* _Data rows_:
- - -

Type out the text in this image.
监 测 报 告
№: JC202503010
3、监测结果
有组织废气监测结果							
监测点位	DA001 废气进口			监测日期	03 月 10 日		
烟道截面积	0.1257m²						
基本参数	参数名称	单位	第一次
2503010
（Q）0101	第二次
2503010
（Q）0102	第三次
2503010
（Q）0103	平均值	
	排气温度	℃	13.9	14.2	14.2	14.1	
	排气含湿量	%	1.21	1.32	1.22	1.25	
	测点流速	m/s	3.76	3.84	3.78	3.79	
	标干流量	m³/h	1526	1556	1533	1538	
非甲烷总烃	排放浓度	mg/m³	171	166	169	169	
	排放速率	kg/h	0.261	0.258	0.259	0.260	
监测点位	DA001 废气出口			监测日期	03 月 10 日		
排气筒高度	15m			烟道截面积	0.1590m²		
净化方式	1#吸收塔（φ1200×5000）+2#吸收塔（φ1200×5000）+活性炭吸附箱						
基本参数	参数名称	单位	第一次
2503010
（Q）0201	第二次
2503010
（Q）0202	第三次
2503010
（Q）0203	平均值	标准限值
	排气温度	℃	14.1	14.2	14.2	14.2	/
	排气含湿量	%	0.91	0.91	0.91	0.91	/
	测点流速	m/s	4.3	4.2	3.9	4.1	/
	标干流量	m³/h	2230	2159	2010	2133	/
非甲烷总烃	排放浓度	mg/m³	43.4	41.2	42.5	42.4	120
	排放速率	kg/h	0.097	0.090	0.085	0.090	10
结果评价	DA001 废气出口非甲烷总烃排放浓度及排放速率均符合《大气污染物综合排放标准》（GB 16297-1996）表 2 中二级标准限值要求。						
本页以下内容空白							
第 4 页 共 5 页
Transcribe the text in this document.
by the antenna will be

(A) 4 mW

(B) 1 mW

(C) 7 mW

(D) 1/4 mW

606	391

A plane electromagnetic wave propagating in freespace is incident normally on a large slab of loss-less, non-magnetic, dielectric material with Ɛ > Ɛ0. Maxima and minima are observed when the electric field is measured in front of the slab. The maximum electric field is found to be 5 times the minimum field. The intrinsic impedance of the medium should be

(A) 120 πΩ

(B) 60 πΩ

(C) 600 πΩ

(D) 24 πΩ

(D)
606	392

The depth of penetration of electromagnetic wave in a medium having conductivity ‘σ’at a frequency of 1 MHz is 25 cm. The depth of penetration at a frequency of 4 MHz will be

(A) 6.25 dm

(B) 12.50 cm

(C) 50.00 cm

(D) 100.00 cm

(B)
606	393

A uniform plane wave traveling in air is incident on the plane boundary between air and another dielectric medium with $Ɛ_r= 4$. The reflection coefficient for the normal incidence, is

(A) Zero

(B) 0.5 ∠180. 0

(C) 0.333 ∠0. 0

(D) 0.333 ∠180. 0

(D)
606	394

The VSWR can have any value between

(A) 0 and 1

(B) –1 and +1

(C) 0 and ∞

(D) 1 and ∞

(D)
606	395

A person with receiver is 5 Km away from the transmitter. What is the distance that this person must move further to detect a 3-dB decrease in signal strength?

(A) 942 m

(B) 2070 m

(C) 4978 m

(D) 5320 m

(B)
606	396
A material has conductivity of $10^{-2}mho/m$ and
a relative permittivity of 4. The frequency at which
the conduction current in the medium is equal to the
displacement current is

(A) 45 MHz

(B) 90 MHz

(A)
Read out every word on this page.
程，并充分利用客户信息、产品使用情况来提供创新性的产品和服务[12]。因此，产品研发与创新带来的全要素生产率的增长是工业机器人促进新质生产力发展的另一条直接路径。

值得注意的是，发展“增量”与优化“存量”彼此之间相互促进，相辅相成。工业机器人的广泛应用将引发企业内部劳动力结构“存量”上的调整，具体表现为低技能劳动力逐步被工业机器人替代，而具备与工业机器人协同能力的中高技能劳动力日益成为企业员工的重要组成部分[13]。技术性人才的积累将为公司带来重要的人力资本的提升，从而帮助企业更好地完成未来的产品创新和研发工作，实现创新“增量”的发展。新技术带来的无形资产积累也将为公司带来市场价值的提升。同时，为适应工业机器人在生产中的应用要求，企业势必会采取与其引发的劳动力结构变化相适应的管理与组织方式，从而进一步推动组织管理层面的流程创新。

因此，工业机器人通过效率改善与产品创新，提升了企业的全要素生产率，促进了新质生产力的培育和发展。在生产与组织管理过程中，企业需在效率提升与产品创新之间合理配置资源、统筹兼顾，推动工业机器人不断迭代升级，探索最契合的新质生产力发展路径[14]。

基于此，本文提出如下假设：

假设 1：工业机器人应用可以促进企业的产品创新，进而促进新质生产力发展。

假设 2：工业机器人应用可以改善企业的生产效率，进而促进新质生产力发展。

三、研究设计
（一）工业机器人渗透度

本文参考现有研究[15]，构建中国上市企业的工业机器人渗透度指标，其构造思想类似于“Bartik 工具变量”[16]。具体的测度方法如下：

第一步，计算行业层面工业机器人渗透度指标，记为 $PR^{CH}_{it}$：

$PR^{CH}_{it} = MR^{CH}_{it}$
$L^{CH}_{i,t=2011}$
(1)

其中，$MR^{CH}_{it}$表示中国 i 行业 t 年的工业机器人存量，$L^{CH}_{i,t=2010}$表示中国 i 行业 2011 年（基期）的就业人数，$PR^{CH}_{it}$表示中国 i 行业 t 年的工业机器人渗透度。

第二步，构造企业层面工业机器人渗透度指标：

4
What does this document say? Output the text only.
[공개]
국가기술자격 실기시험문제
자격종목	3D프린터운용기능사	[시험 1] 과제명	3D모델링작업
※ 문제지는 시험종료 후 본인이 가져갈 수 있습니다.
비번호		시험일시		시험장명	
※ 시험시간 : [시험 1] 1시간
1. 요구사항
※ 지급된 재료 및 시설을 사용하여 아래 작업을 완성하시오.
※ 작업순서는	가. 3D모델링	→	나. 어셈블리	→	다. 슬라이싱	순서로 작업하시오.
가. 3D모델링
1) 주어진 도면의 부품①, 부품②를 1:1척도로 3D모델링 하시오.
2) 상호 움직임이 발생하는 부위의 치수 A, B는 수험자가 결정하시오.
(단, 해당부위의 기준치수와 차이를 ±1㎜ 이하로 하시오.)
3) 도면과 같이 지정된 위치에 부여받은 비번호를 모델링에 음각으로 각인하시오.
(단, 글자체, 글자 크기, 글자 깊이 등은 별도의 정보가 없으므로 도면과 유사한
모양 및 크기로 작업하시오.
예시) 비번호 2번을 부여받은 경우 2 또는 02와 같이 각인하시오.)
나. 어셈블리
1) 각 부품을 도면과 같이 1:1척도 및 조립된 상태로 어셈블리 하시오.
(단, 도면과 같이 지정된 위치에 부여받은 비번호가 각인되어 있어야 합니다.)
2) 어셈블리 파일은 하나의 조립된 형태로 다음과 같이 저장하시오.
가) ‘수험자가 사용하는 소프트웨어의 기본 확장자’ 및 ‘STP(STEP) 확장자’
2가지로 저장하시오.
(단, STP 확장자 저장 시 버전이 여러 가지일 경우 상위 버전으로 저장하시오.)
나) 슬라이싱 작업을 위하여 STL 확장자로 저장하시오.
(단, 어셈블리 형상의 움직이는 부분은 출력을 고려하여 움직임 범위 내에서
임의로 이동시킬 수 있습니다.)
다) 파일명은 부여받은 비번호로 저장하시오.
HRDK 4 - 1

- - -

* _What is being asked_:
In this exercise, repeat all entries exactly.

* _Task output_:
Type out the text in this image.
监 测 报 告
№: JC202503010
3、监测结果
有组织废气监测结果							
监测点位	DA001 废气进口			监测日期	03 月 10 日		
烟道截面积	0.1257m²						
基本参数	参数名称	单位	第一次
2503010
（Q）0101	第二次
2503010
（Q）0102	第三次
2503010
（Q）0103	平均值	
	排气温度	℃	13.9	14.2	14.2	14.1	
	排气含湿量	%	1.21	1.32	1.22	1.25	
	测点流速	m/s	3.76	3.84	3.78	3.79	
	标干流量	m³/h	1526	1556	1533	1538	
非甲烷总烃	排放浓度	mg/m³	171	166	169	169	
	排放速率	kg/h	0.261	0.258	0.259	0.260	
监测点位	DA001 废气出口			监测日期	03 月 10 日		
排气筒高度	15m			烟道截面积	0.1590m²		
净化方式	1#吸收塔（φ1200×5000）+2#吸收塔（φ1200×5000）+活性炭吸附箱						
基本参数	参数名称	单位	第一次
2503010
（Q）0201	第二次
2503010
（Q）0202	第三次
2503010
（Q）0203	平均值	标准限值
	排气温度	℃	14.1	14.2	14.2	14.2	/
	排气含湿量	%	0.91	0.91	0.91	0.91	/
	测点流速	m/s	4.3	4.2	3.9	4.1	/
	标干流量	m³/h	2230	2159	2010	2133	/
非甲烷总烃	排放浓度	mg/m³	43.4	41.2	42.5	42.4	120
	排放速率	kg/h	0.097	0.090	0.085	0.090	10
结果评价	DA001 废气出口非甲烷总烃排放浓度及排放速率均符合《大气污染物综合排放标准》（GB 16297-1996）表 2 中二级标准限值要求。						
本页以下内容空白							
第 4 页 共 5 页
Transcribe the text in this document.
by the antenna will be

(A) 4 mW

(B) 1 mW

(C) 7 mW

(D) 1/4 mW

606	391

A plane electromagnetic wave propagating in freespace is incident normally on a large slab of loss-less, non-magnetic, dielectric material with Ɛ > Ɛ0. Maxima and minima are observed when the electric field is measured in front of the slab. The maximum electric field is found to be 5 times the minimum field. The intrinsic impedance of the medium should be

(A) 120 πΩ

(B) 60 πΩ

(C) 600 πΩ

(D) 24 πΩ

(D)
606	392

The depth of penetration of electromagnetic wave in a medium having conductivity ‘σ’at a frequency of 1 MHz is 25 cm. The depth of penetration at a frequency of 4 MHz will be

(A) 6.25 dm

(B) 12.50 cm

(C) 50.00 cm

(D) 100.00 cm

(B)
606	393

A uniform plane wave traveling in air is incident on the plane boundary between air and another dielectric medium with $Ɛ_r= 4$. The reflection coefficient for the normal incidence, is

(A) Zero

(B) 0.5 ∠180. 0

(C) 0.333 ∠0. 0

(D) 0.333 ∠180. 0

(D)
606	394

The VSWR can have any value between

(A) 0 and 1

(B) –1 and +1

(C) 0 and ∞

(D) 1 and ∞

(D)
606	395

A person with receiver is 5 Km away from the transmitter. What is the distance that this person must move further to detect a 3-dB decrease in signal strength?

(A) 942 m

(B) 2070 m

(C) 4978 m

(D) 5320 m

(B)
606	396
A material has conductivity of $10^{-2}mho/m$ and
a relative permittivity of 4. The frequency at which
the conduction current in the medium is equal to the
displacement current is

(A) 45 MHz

(B) 90 MHz

(A)
Read out every word on this page.
程，并充分利用客户信息、产品使用情况来提供创新性的产品和服务[12]。因此，产品研发与创新带来的全要素生产率的增长是工业机器人促进新质生产力发展的另一条直接路径。

值得注意的是，发展“增量”与优化“存量”彼此之间相互促进，相辅相成。工业机器人的广泛应用将引发企业内部劳动力结构“存量”上的调整，具体表现为低技能劳动力逐步被工业机器人替代，而具备与工业机器人协同能力的中高技能劳动力日益成为企业员工的重要组成部分[13]。技术性人才的积累将为公司带来重要的人力资本的提升，从而帮助企业更好地完成未来的产品创新和研发工作，实现创新“增量”的发展。新技术带来的无形资产积累也将为公司带来市场价值的提升。同时，为适应工业机器人在生产中的应用要求，企业势必会采取与其引发的劳动力结构变化相适应的管理与组织方式，从而进一步推动组织管理层面的流程创新。

因此，工业机器人通过效率改善与产品创新，提升了企业的全要素生产率，促进了新质生产力的培育和发展。在生产与组织管理过程中，企业需在效率提升与产品创新之间合理配置资源、统筹兼顾，推动工业机器人不断迭代升级，探索最契合的新质生产力发展路径[14]。

基于此，本文提出如下假设：

假设 1：工业机器人应用可以促进企业的产品创新，进而促进新质生产力发展。

假设 2：工业机器人应用可以改善企业的生产效率，进而促进新质生产力发展。

三、研究设计
（一）工业机器人渗透度

本文参考现有研究[15]，构建中国上市企业的工业机器人渗透度指标，其构造思想类似于“Bartik 工具变量”[16]。具体的测度方法如下：

第一步，计算行业层面工业机器人渗透度指标，记为 $PR^{CH}_{it}$：

$PR^{CH}_{it} = MR^{CH}_{it}$
$L^{CH}_{i,t=2011}$
(1)

其中，$MR^{CH}_{it}$表示中国 i 行业 t 年的工业机器人存量，$L^{CH}_{i,t=2010}$表示中国 i 行业 2011 年（基期）的就业人数，$PR^{CH}_{it}$表示中国 i 行业 t 年的工业机器人渗透度。

第二步，构造企业层面工业机器人渗透度指标：

4
What does this document say? Output the text only.
[공개]
국가기술자격 실기시험문제
자격종목	3D프린터운용기능사	[시험 1] 과제명	3D모델링작업
※ 문제지는 시험종료 후 본인이 가져갈 수 있습니다.
비번호		시험일시		시험장명	
※ 시험시간 : [시험 1] 1시간
1. 요구사항
※ 지급된 재료 및 시설을 사용하여 아래 작업을 완성하시오.
※ 작업순서는	가. 3D모델링	→	나. 어셈블리	→	다. 슬라이싱	순서로 작업하시오.
가. 3D모델링
1) 주어진 도면의 부품①, 부품②를 1:1척도로 3D모델링 하시오.
2) 상호 움직임이 발생하는 부위의 치수 A, B는 수험자가 결정하시오.
(단, 해당부위의 기준치수와 차이를 ±1㎜ 이하로 하시오.)
3) 도면과 같이 지정된 위치에 부여받은 비번호를 모델링에 음각으로 각인하시오.
(단, 글자체, 글자 크기, 글자 깊이 등은 별도의 정보가 없으므로 도면과 유사한
모양 및 크기로 작업하시오.
예시) 비번호 2번을 부여받은 경우 2 또는 02와 같이 각인하시오.)
나. 어셈블리
1) 각 부품을 도면과 같이 1:1척도 및 조립된 상태로 어셈블리 하시오.
(단, 도면과 같이 지정된 위치에 부여받은 비번호가 각인되어 있어야 합니다.)
2) 어셈블리 파일은 하나의 조립된 형태로 다음과 같이 저장하시오.
가) ‘수험자가 사용하는 소프트웨어의 기본 확장자’ 및 ‘STP(STEP) 확장자’
2가지로 저장하시오.
(단, STP 확장자 저장 시 버전이 여러 가지일 경우 상위 버전으로 저장하시오.)
나) 슬라이싱 작업을 위하여 STL 확장자로 저장하시오.
(단, 어셈블리 형상의 움직이는 부분은 출력을 고려하여 움직임 범위 내에서
임의로 이동시킬 수 있습니다.)
다) 파일명은 부여받은 비번호로 저장하시오.
HRDK 4 - 1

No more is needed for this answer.